--- START OF Excerpted records ---
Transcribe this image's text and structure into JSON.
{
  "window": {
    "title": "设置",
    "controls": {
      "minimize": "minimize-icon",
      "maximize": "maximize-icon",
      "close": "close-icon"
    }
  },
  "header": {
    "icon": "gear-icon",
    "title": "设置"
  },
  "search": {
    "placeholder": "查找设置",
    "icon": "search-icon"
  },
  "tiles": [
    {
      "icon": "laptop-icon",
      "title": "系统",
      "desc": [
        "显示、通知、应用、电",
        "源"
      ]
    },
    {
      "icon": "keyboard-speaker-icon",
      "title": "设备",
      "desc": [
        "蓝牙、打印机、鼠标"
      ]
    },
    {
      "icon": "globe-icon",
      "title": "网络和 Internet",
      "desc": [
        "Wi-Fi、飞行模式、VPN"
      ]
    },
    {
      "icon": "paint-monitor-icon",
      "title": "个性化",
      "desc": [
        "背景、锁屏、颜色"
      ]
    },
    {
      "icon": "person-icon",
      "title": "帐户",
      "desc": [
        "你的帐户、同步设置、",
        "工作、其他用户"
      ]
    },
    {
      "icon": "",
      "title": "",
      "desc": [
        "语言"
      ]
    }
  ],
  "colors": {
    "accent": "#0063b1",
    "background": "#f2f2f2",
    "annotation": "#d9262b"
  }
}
--- END OF Excerpted records ---
--- START OF Excerpted records ---
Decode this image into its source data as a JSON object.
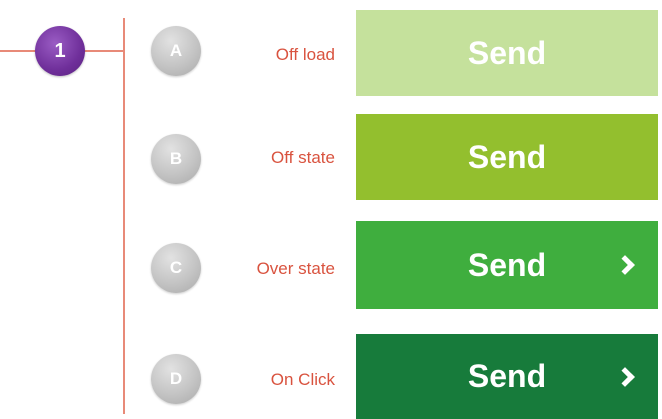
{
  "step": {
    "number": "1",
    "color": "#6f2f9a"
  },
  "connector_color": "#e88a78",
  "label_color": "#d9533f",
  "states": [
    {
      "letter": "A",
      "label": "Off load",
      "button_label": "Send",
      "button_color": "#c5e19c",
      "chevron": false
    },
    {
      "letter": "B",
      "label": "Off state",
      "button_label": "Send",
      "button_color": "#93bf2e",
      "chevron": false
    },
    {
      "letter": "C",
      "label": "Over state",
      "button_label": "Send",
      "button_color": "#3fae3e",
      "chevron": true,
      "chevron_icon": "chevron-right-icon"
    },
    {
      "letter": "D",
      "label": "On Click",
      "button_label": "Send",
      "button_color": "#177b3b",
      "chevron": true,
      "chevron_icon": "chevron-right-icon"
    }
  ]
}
--- END OF Excerpted records ---
**Exercise prompt**
Gather each line from the entries above that includes the word "image".

**Answer to this problem**
Transcribe this image's text and structure into JSON.
Decode this image into its source data as a JSON object.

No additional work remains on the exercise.